### EXERCISE DESCRIPTION
Every line from the one with "Read out every word on this page." through the end of the entries below should be written out exactly; the pictures should not.
Begin
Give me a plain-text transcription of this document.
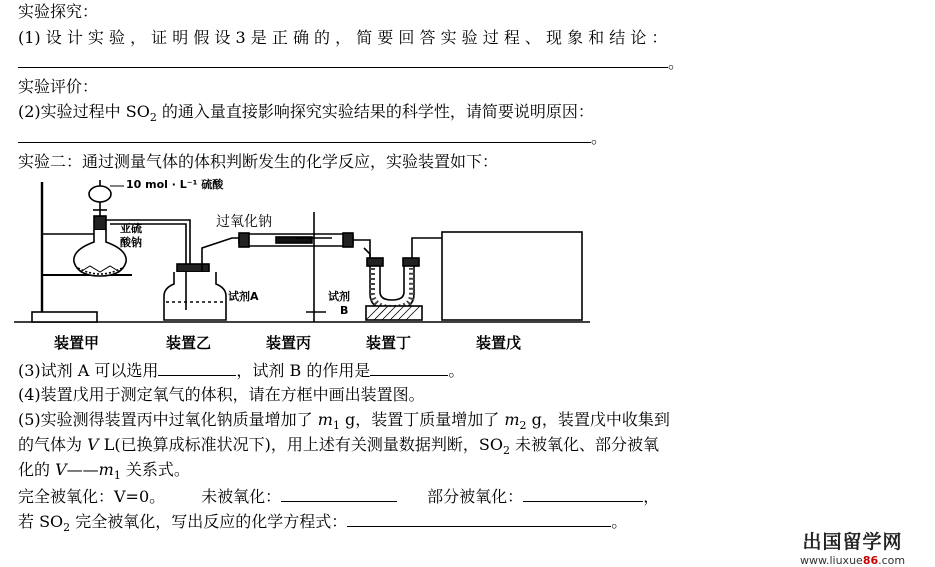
实验探究：
(1) 设 计 实 验 ， 证 明 假 设 3 是 正 确 的 ， 简 要 回 答 实 验 过 程 、 现 象 和 结 论 ：
。
实验评价：
(2)实验过程中 $SO_2$ 的通入量直接影响探究实验结果的科学性，请简要说明原因：
。
实验二：通过测量气体的体积判断发生的化学反应，实验装置如下：
10 mol · L⁻¹ 硫酸
亚硫
酸钠
过氧化钠
试剂A	试剂
B
装置甲	装置乙	装置丙	装置丁	装置戊
(3)试剂 A 可以选用	，试剂 B 的作用是	。
(4)装置戊用于测定氧气的体积，请在方框中画出装置图。
(5)实验测得装置丙中过氧化钠质量增加了 $m_1$ g，装置丁质量增加了 $m_2$ g，装置戊中收集到
的气体为 V L(已换算成标准状况下)，用上述有关测量数据判断，$SO_2$ 未被氧化、部分被氧
化的 $V——m_1$ 关系式。
完全被氧化：V=0。 未被氧化：	部分被氧化：	，
若 $SO_2$ 完全被氧化，写出反应的化学方程式：	。
出国留学网
www.liuxue86.com
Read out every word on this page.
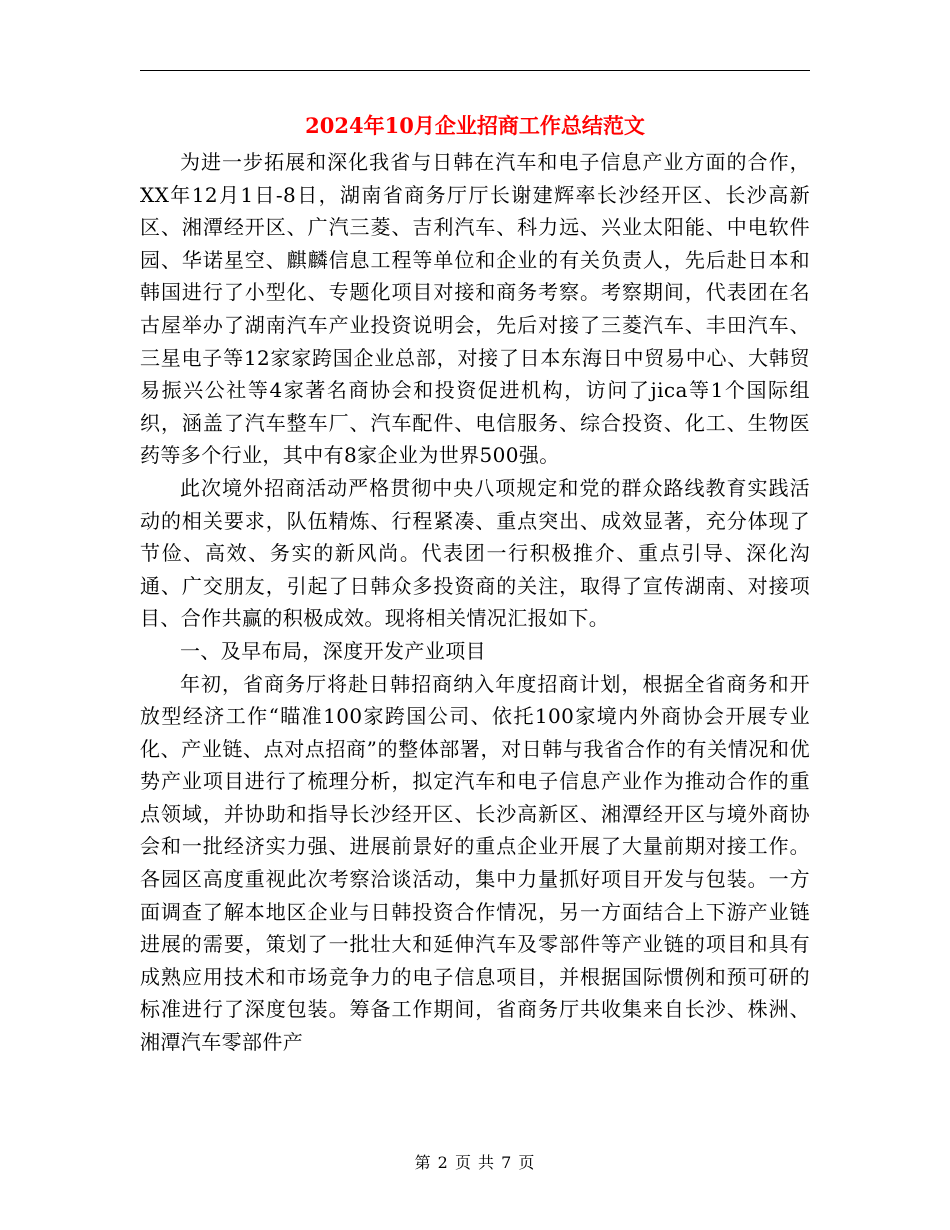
2024年10月企业招商工作总结范文

为进一步拓展和深化我省与日韩在汽车和电子信息产业方面的合作，XX年12月1日-8日，湖南省商务厅厅长谢建辉率长沙经开区、长沙高新区、湘潭经开区、广汽三菱、吉利汽车、科力远、兴业太阳能、中电软件园、华诺星空、麒麟信息工程等单位和企业的有关负责人，先后赴日本和韩国进行了小型化、专题化项目对接和商务考察。考察期间，代表团在名古屋举办了湖南汽车产业投资说明会，先后对接了三菱汽车、丰田汽车、三星电子等12家家跨国企业总部，对接了日本东海日中贸易中心、大韩贸易振兴公社等4家著名商协会和投资促进机构，访问了jica等1个国际组织，涵盖了汽车整车厂、汽车配件、电信服务、综合投资、化工、生物医药等多个行业，其中有8家企业为世界500强。

此次境外招商活动严格贯彻中央八项规定和党的群众路线教育实践活动的相关要求，队伍精炼、行程紧凑、重点突出、成效显著，充分体现了节俭、高效、务实的新风尚。代表团一行积极推介、重点引导、深化沟通、广交朋友，引起了日韩众多投资商的关注，取得了宣传湖南、对接项目、合作共赢的积极成效。现将相关情况汇报如下。

一、及早布局，深度开发产业项目

年初，省商务厅将赴日韩招商纳入年度招商计划，根据全省商务和开放型经济工作“瞄准100家跨国公司、依托100家境内外商协会开展专业化、产业链、点对点招商”的整体部署，对日韩与我省合作的有关情况和优势产业项目进行了梳理分析，拟定汽车和电子信息产业作为推动合作的重点领域，并协助和指导长沙经开区、长沙高新区、湘潭经开区与境外商协会和一批经济实力强、进展前景好的重点企业开展了大量前期对接工作。各园区高度重视此次考察洽谈活动，集中力量抓好项目开发与包装。一方面调查了解本地区企业与日韩投资合作情况，另一方面结合上下游产业链进展的需要，策划了一批壮大和延伸汽车及零部件等产业链的项目和具有成熟应用技术和市场竞争力的电子信息项目，并根据国际惯例和预可研的标准进行了深度包装。筹备工作期间，省商务厅共收集来自长沙、株洲、湘潭汽车零部件产

第 2 页 共 7 页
End
### RIGHT ANSWER
Read out every word on this page.
2024年10月企业招商工作总结范文

为进一步拓展和深化我省与日韩在汽车和电子信息产业方面的合作，XX年12月1日-8日，湖南省商务厅厅长谢建辉率长沙经开区、长沙高新区、湘潭经开区、广汽三菱、吉利汽车、科力远、兴业太阳能、中电软件园、华诺星空、麒麟信息工程等单位和企业的有关负责人，先后赴日本和韩国进行了小型化、专题化项目对接和商务考察。考察期间，代表团在名古屋举办了湖南汽车产业投资说明会，先后对接了三菱汽车、丰田汽车、三星电子等12家家跨国企业总部，对接了日本东海日中贸易中心、大韩贸易振兴公社等4家著名商协会和投资促进机构，访问了jica等1个国际组织，涵盖了汽车整车厂、汽车配件、电信服务、综合投资、化工、生物医药等多个行业，其中有8家企业为世界500强。

此次境外招商活动严格贯彻中央八项规定和党的群众路线教育实践活动的相关要求，队伍精炼、行程紧凑、重点突出、成效显著，充分体现了节俭、高效、务实的新风尚。代表团一行积极推介、重点引导、深化沟通、广交朋友，引起了日韩众多投资商的关注，取得了宣传湖南、对接项目、合作共赢的积极成效。现将相关情况汇报如下。

一、及早布局，深度开发产业项目

年初，省商务厅将赴日韩招商纳入年度招商计划，根据全省商务和开放型经济工作“瞄准100家跨国公司、依托100家境内外商协会开展专业化、产业链、点对点招商”的整体部署，对日韩与我省合作的有关情况和优势产业项目进行了梳理分析，拟定汽车和电子信息产业作为推动合作的重点领域，并协助和指导长沙经开区、长沙高新区、湘潭经开区与境外商协会和一批经济实力强、进展前景好的重点企业开展了大量前期对接工作。各园区高度重视此次考察洽谈活动，集中力量抓好项目开发与包装。一方面调查了解本地区企业与日韩投资合作情况，另一方面结合上下游产业链进展的需要，策划了一批壮大和延伸汽车及零部件等产业链的项目和具有成熟应用技术和市场竞争力的电子信息项目，并根据国际惯例和预可研的标准进行了深度包装。筹备工作期间，省商务厅共收集来自长沙、株洲、湘潭汽车零部件产

第 2 页 共 7 页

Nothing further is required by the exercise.